Will you give the material below again, every line exactly as it is?

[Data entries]
○ ○ ○ ○ ○
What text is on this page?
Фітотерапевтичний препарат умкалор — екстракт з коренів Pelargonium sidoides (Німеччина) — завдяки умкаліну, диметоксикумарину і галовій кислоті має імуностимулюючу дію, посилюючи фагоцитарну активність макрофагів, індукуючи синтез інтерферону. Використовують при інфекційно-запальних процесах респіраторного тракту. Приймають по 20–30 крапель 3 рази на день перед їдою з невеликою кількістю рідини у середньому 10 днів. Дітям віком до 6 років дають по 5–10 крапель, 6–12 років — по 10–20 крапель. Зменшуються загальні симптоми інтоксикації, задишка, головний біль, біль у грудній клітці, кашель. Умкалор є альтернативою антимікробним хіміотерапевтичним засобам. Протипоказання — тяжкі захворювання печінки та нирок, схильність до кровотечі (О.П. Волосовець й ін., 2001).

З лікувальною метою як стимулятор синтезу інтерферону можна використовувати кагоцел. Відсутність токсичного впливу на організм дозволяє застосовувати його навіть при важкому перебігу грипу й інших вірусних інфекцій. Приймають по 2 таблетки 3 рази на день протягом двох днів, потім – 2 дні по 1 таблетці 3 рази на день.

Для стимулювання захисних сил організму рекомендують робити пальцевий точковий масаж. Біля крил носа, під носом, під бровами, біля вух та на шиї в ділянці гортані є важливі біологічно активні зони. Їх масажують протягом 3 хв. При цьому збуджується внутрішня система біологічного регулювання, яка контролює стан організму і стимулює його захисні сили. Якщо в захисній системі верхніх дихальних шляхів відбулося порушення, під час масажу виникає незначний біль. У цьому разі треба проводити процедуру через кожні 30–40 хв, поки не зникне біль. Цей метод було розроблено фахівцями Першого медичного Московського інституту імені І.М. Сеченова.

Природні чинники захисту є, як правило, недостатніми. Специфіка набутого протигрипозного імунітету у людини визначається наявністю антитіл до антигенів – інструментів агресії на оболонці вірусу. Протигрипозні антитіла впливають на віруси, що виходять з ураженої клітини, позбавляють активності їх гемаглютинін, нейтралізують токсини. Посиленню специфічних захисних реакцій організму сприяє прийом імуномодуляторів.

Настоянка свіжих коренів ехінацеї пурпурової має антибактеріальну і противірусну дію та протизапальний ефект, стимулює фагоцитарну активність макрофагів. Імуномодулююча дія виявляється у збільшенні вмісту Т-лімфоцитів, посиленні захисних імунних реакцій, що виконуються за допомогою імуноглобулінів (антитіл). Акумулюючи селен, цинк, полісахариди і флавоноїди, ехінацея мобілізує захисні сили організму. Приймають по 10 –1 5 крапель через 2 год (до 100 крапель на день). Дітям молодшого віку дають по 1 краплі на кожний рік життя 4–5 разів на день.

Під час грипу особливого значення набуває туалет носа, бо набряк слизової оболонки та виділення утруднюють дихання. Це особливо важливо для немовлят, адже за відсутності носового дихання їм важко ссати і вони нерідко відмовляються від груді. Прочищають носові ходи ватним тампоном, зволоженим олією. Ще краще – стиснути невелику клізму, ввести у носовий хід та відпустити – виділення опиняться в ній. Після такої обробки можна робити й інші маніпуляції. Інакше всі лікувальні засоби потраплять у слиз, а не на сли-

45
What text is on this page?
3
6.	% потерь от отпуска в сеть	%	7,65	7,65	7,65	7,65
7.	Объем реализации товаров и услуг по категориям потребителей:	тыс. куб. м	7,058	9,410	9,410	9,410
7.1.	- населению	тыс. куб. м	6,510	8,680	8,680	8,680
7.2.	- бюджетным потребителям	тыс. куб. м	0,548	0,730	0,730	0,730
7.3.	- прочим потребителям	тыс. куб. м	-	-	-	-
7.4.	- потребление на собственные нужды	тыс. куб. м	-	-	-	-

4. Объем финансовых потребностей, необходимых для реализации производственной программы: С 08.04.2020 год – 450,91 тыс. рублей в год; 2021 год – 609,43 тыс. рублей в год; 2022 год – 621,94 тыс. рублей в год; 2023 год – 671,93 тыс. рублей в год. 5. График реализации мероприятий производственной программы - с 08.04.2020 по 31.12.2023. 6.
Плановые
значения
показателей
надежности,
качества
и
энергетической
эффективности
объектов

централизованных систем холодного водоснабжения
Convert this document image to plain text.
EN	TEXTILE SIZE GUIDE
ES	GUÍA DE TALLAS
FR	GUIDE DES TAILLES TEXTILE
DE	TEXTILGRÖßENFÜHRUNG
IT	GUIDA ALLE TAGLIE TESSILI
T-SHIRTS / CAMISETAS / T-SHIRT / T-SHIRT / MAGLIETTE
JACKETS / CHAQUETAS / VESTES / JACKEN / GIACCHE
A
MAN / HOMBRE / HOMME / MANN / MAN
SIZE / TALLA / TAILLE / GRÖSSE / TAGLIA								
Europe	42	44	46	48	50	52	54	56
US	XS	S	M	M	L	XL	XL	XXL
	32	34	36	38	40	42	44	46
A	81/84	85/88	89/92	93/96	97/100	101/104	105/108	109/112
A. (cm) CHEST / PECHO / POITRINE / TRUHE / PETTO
○ ○ ○ ○ ○
§ **ANSWER**
What text is on this page?
Фітотерапевтичний препарат умкалор — екстракт з коренів Pelargonium sidoides (Німеччина) — завдяки умкаліну, диметоксикумарину і галовій кислоті має імуностимулюючу дію, посилюючи фагоцитарну активність макрофагів, індукуючи синтез інтерферону. Використовують при інфекційно-запальних процесах респіраторного тракту. Приймають по 20–30 крапель 3 рази на день перед їдою з невеликою кількістю рідини у середньому 10 днів. Дітям віком до 6 років дають по 5–10 крапель, 6–12 років — по 10–20 крапель. Зменшуються загальні симптоми інтоксикації, задишка, головний біль, біль у грудній клітці, кашель. Умкалор є альтернативою антимікробним хіміотерапевтичним засобам. Протипоказання — тяжкі захворювання печінки та нирок, схильність до кровотечі (О.П. Волосовець й ін., 2001).

З лікувальною метою як стимулятор синтезу інтерферону можна використовувати кагоцел. Відсутність токсичного впливу на організм дозволяє застосовувати його навіть при важкому перебігу грипу й інших вірусних інфекцій. Приймають по 2 таблетки 3 рази на день протягом двох днів, потім – 2 дні по 1 таблетці 3 рази на день.

Для стимулювання захисних сил організму рекомендують робити пальцевий точковий масаж. Біля крил носа, під носом, під бровами, біля вух та на шиї в ділянці гортані є важливі біологічно активні зони. Їх масажують протягом 3 хв. При цьому збуджується внутрішня система біологічного регулювання, яка контролює стан організму і стимулює його захисні сили. Якщо в захисній системі верхніх дихальних шляхів відбулося порушення, під час масажу виникає незначний біль. У цьому разі треба проводити процедуру через кожні 30–40 хв, поки не зникне біль. Цей метод було розроблено фахівцями Першого медичного Московського інституту імені І.М. Сеченова.

Природні чинники захисту є, як правило, недостатніми. Специфіка набутого протигрипозного імунітету у людини визначається наявністю антитіл до антигенів – інструментів агресії на оболонці вірусу. Протигрипозні антитіла впливають на віруси, що виходять з ураженої клітини, позбавляють активності їх гемаглютинін, нейтралізують токсини. Посиленню специфічних захисних реакцій організму сприяє прийом імуномодуляторів.

Настоянка свіжих коренів ехінацеї пурпурової має антибактеріальну і противірусну дію та протизапальний ефект, стимулює фагоцитарну активність макрофагів. Імуномодулююча дія виявляється у збільшенні вмісту Т-лімфоцитів, посиленні захисних імунних реакцій, що виконуються за допомогою імуноглобулінів (антитіл). Акумулюючи селен, цинк, полісахариди і флавоноїди, ехінацея мобілізує захисні сили організму. Приймають по 10 –1 5 крапель через 2 год (до 100 крапель на день). Дітям молодшого віку дають по 1 краплі на кожний рік життя 4–5 разів на день.

Під час грипу особливого значення набуває туалет носа, бо набряк слизової оболонки та виділення утруднюють дихання. Це особливо важливо для немовлят, адже за відсутності носового дихання їм важко ссати і вони нерідко відмовляються від груді. Прочищають носові ходи ватним тампоном, зволоженим олією. Ще краще – стиснути невелику клізму, ввести у носовий хід та відпустити – виділення опиняться в ній. Після такої обробки можна робити й інші маніпуляції. Інакше всі лікувальні засоби потраплять у слиз, а не на сли-

45
What text is on this page?
3
6.	% потерь от отпуска в сеть	%	7,65	7,65	7,65	7,65
7.	Объем реализации товаров и услуг по категориям потребителей:	тыс. куб. м	7,058	9,410	9,410	9,410
7.1.	- населению	тыс. куб. м	6,510	8,680	8,680	8,680
7.2.	- бюджетным потребителям	тыс. куб. м	0,548	0,730	0,730	0,730
7.3.	- прочим потребителям	тыс. куб. м	-	-	-	-
7.4.	- потребление на собственные нужды	тыс. куб. м	-	-	-	-

4. Объем финансовых потребностей, необходимых для реализации производственной программы: С 08.04.2020 год – 450,91 тыс. рублей в год; 2021 год – 609,43 тыс. рублей в год; 2022 год – 621,94 тыс. рублей в год; 2023 год – 671,93 тыс. рублей в год. 5. График реализации мероприятий производственной программы - с 08.04.2020 по 31.12.2023. 6.
Плановые
значения
показателей
надежности,
качества
и
энергетической
эффективности
объектов

централизованных систем холодного водоснабжения
Convert this document image to plain text.
EN	TEXTILE SIZE GUIDE
ES	GUÍA DE TALLAS
FR	GUIDE DES TAILLES TEXTILE
DE	TEXTILGRÖßENFÜHRUNG
IT	GUIDA ALLE TAGLIE TESSILI
T-SHIRTS / CAMISETAS / T-SHIRT / T-SHIRT / MAGLIETTE
JACKETS / CHAQUETAS / VESTES / JACKEN / GIACCHE
A
MAN / HOMBRE / HOMME / MANN / MAN
SIZE / TALLA / TAILLE / GRÖSSE / TAGLIA								
Europe	42	44	46	48	50	52	54	56
US	XS	S	M	M	L	XL	XL	XXL
	32	34	36	38	40	42	44	46
A	81/84	85/88	89/92	93/96	97/100	101/104	105/108	109/112
A. (cm) CHEST / PECHO / POITRINE / TRUHE / PETTO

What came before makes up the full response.